#### Problem to solve:
Extract each line of the records below that contains the word "无人员伤亡".

Data excerpts:
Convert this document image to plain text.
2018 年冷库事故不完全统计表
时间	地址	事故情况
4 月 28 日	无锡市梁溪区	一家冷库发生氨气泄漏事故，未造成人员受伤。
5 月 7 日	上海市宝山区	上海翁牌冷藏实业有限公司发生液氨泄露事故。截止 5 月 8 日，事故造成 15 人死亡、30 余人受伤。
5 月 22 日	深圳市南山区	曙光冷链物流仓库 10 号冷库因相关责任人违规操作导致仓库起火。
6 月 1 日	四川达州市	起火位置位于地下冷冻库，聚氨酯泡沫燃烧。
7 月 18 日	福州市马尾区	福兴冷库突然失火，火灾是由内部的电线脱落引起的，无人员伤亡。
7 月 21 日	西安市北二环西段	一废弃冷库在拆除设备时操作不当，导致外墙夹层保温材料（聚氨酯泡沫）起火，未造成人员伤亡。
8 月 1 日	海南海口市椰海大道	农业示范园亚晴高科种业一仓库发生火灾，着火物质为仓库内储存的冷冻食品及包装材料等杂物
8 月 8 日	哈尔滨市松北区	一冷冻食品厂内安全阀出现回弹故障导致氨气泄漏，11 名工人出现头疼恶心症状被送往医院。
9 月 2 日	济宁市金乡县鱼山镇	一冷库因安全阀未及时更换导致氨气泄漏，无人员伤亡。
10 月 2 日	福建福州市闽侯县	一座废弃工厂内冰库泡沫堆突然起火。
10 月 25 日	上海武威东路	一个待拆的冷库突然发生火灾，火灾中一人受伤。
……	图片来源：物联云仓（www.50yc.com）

#### Result of this task:
7 月 18 日	福州市马尾区	福兴冷库突然失火，火灾是由内部的电线脱落引起的，无人员伤亡。
9 月 2 日	济宁市金乡县鱼山镇	一冷库因安全阀未及时更换导致氨气泄漏，无人员伤亡。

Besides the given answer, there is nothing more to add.